*EXERCISE DIRECTIONS:* Extract each line of the records below that contains the word "structured".
begin
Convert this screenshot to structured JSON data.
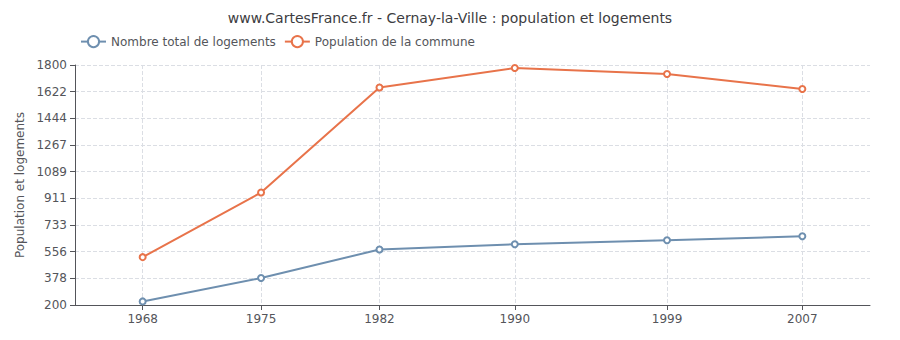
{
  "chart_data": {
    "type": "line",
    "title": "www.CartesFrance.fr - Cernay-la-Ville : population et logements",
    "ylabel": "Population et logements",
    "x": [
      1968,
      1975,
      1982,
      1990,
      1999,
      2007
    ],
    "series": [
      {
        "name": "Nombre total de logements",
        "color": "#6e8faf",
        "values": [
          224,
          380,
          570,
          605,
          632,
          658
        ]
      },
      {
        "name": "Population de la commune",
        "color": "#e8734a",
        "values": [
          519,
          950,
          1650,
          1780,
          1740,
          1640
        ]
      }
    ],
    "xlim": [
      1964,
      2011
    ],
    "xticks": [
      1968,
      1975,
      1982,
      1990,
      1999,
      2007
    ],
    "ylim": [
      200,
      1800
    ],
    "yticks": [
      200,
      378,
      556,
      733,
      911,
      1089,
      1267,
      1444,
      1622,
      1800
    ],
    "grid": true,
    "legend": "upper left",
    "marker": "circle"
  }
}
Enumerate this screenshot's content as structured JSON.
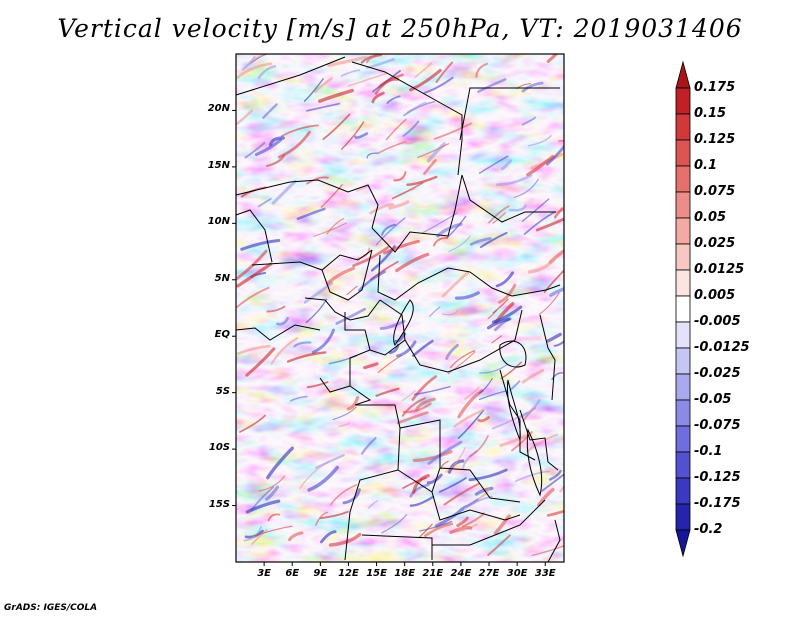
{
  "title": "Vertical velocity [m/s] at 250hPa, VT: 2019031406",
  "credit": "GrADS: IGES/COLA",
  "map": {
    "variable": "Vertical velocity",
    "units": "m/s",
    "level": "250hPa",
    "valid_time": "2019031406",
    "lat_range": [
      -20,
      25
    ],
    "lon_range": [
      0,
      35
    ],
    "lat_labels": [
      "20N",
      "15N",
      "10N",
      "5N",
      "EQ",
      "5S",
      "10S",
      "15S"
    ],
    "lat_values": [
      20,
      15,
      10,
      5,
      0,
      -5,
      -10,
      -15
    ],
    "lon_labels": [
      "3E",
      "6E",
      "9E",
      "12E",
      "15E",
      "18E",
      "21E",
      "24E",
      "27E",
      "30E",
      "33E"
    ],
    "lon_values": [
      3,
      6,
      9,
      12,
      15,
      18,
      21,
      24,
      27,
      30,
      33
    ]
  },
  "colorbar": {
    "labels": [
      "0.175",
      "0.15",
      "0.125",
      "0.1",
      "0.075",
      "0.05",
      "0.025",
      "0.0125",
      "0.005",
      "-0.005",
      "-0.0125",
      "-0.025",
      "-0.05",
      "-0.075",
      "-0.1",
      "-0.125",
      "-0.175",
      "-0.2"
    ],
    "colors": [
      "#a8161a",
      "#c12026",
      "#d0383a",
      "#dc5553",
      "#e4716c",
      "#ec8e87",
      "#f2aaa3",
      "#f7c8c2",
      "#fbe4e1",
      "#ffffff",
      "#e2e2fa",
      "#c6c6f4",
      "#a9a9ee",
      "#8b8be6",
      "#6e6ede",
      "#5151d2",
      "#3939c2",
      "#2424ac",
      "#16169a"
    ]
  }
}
end
begin
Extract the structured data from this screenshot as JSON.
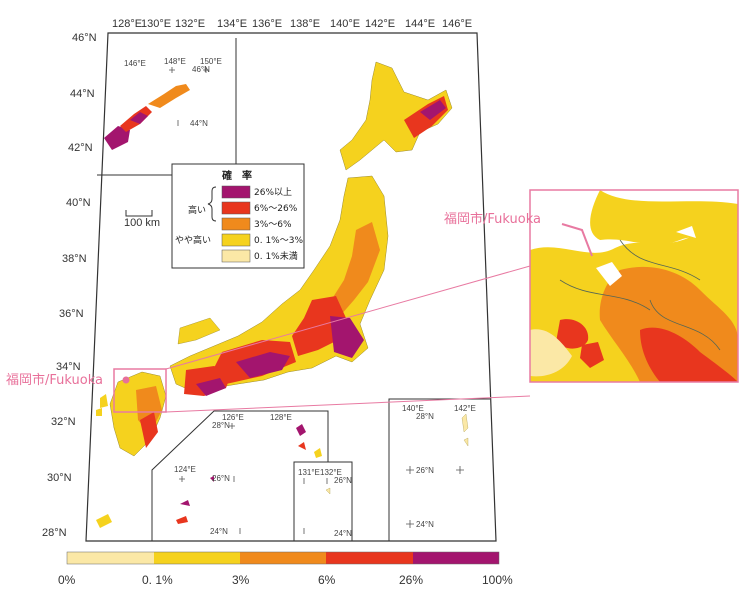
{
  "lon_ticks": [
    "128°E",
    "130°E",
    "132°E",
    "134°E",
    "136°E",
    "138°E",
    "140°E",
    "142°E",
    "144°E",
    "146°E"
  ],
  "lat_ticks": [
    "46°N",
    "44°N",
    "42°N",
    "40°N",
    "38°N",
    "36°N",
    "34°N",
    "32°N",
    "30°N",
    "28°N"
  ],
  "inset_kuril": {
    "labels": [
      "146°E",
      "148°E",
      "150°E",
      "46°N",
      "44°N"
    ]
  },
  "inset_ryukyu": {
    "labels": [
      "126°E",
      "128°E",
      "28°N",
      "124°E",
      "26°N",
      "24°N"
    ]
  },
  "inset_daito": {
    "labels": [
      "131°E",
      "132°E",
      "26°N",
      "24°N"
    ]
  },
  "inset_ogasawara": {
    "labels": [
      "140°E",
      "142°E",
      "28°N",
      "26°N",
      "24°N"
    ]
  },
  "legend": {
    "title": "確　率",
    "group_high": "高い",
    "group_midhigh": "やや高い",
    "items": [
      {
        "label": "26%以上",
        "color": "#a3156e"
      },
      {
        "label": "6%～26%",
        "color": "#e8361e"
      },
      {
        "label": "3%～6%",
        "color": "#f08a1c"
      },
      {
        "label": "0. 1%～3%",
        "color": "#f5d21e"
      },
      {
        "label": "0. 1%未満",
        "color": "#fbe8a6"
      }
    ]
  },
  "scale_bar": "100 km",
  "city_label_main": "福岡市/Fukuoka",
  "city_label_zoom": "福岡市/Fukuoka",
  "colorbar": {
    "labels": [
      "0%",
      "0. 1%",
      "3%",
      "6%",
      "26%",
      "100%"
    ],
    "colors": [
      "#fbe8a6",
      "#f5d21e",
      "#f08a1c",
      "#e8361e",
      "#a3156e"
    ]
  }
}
end
begin
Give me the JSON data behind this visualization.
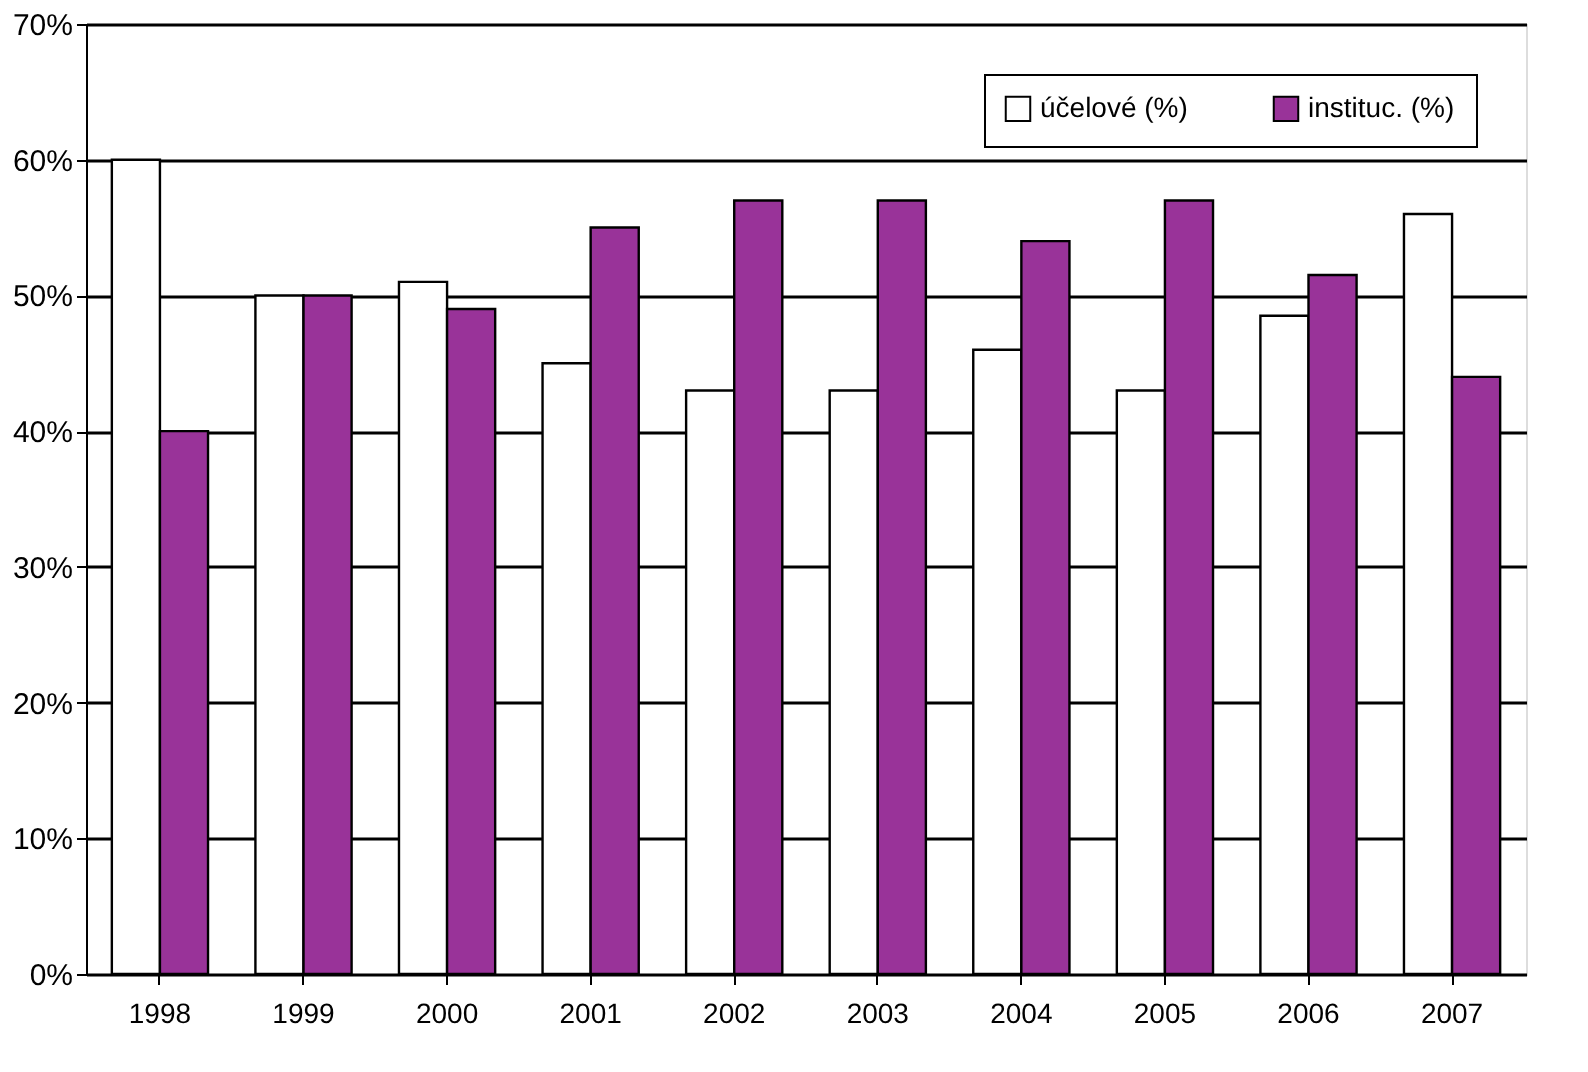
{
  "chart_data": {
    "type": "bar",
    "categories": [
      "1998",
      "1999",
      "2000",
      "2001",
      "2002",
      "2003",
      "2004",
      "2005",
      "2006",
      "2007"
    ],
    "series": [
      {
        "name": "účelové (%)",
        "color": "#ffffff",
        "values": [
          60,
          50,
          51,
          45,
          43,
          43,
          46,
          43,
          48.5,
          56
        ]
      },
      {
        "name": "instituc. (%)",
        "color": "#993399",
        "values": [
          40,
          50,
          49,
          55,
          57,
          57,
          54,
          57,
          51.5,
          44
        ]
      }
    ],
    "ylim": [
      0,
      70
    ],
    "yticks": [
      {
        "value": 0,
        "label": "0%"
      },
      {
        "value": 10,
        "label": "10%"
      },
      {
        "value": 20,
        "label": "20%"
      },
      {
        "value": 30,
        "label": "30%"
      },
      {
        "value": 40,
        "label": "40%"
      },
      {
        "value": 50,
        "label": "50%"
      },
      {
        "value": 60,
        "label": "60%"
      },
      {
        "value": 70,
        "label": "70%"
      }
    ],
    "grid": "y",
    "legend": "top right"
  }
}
end
*SOLUTION:*
Convert this screenshot to structured JSON data.
Enumerate this screenshot's content as structured JSON.
Extract the structured data from this screenshot as JSON.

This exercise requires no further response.